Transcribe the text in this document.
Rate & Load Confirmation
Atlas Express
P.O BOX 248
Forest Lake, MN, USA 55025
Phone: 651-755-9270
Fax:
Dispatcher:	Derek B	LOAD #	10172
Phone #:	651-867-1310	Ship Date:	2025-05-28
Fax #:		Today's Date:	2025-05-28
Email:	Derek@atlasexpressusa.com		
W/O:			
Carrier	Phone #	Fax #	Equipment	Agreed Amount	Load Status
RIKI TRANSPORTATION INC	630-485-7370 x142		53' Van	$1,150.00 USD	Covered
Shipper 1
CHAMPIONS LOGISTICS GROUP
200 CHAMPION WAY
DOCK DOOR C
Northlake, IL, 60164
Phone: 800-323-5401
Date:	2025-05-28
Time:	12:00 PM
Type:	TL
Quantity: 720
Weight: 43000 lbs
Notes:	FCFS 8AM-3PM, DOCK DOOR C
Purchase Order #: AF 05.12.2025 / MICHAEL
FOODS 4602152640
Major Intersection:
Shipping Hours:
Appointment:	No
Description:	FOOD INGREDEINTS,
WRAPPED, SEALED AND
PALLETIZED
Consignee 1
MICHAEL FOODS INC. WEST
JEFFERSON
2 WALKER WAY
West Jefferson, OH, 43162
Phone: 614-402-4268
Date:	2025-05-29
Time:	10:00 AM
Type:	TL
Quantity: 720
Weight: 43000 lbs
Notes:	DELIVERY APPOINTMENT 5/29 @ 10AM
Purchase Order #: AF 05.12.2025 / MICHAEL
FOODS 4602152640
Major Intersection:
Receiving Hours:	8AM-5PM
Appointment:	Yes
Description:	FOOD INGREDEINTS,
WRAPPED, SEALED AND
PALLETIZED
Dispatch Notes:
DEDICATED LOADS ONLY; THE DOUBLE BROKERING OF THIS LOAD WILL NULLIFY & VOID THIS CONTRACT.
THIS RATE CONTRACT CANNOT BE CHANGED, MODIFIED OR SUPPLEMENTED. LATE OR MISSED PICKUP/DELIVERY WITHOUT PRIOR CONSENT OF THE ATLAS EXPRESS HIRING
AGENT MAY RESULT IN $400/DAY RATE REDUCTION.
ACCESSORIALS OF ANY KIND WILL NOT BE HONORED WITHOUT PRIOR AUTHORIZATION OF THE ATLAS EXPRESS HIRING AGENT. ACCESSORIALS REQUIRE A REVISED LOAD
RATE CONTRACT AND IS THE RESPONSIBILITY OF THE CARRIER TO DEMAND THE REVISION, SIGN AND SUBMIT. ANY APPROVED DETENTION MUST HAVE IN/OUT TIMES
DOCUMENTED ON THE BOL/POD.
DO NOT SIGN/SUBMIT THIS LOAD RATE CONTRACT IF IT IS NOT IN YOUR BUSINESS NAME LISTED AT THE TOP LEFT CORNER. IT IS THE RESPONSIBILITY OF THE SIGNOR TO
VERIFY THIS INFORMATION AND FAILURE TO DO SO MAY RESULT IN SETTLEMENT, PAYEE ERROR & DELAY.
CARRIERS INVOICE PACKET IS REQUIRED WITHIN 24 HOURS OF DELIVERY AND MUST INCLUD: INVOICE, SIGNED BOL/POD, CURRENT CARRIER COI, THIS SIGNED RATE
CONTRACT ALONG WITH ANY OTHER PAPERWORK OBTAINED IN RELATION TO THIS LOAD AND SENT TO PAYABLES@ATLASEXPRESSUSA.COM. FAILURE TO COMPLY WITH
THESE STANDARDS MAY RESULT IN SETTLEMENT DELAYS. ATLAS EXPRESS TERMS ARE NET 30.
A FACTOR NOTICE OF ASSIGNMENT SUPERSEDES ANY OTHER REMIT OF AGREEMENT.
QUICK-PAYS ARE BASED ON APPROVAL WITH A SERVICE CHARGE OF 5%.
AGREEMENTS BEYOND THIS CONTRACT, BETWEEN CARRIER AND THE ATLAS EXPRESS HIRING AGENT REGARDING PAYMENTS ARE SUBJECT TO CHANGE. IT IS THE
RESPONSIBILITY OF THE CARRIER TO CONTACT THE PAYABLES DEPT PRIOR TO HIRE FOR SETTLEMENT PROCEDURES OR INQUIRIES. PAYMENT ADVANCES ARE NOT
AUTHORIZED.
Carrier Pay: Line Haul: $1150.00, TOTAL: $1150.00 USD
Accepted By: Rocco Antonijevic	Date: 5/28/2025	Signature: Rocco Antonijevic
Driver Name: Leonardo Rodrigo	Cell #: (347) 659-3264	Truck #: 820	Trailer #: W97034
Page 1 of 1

:::

● DIRECTIVE
Read through the entries and copy every line that includes "Derek".

● EXPECTED ANSWER
Dispatcher:	Derek B	LOAD #	10172
Email:	Derek@atlasexpressusa.com		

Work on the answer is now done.